Search the data below for the word "username" and copy each line that holds it.
□ □ □
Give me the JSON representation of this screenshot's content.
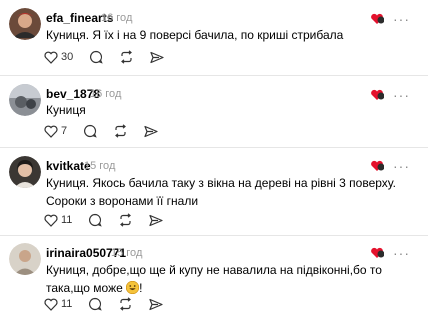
{
  "posts": [
    {
      "username": "efa_finearts",
      "time": "16 год",
      "text": "Куниця. Я їх і на 9 поверсі бачила, по криші стрибала",
      "likes": "30"
    },
    {
      "username": "bev_1878",
      "time": "16 год",
      "text": "Куниця",
      "likes": "7"
    },
    {
      "username": "kvitkate",
      "time": "15 год",
      "text": "Куниця. Якось бачила таку з вікна на дереві на рівні 3 поверху. Сороки з воронами її гнали",
      "likes": "11"
    },
    {
      "username": "irinaira050771",
      "time": "15 год",
      "text": "Куниця, добре,що ще й купу не навалила на підвіконні,бо то така,що може",
      "text_suffix": "!",
      "likes": "11"
    }
  ],
  "icons": {
    "like": "heart-outline-icon",
    "comment": "speech-bubble-icon",
    "repost": "repost-icon",
    "share": "send-icon",
    "creator_like": "heart-avatar-icon",
    "more": "more-icon",
    "emoji": "grinning-face-icon"
  },
  "colors": {
    "heart_red": "#e4122d",
    "muted": "#9a9a9a",
    "divider": "#e6e6e6"
  }
}
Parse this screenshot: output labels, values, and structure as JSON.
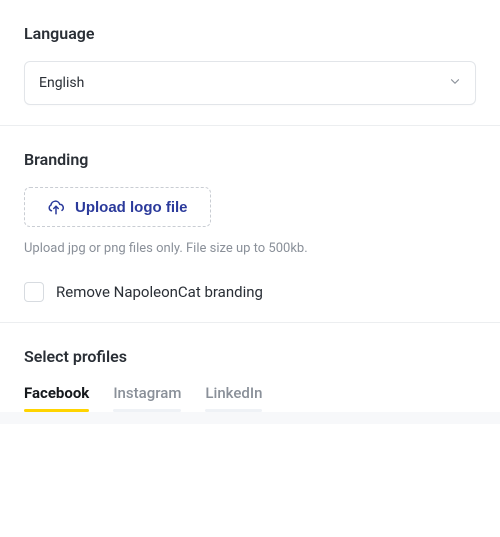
{
  "language": {
    "title": "Language",
    "selected": "English"
  },
  "branding": {
    "title": "Branding",
    "upload_label": "Upload logo file",
    "helper": "Upload jpg or png files only. File size up to 500kb.",
    "remove_label": "Remove NapoleonCat branding"
  },
  "profiles": {
    "title": "Select profiles",
    "tabs": [
      {
        "label": "Facebook",
        "active": true
      },
      {
        "label": "Instagram",
        "active": false
      },
      {
        "label": "LinkedIn",
        "active": false
      }
    ]
  }
}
□ □ □
### Solution to this task
      "username": "efa_finearts",
      "username": "bev_1878",
      "username": "kvitkate",
      "username": "irinaira050771",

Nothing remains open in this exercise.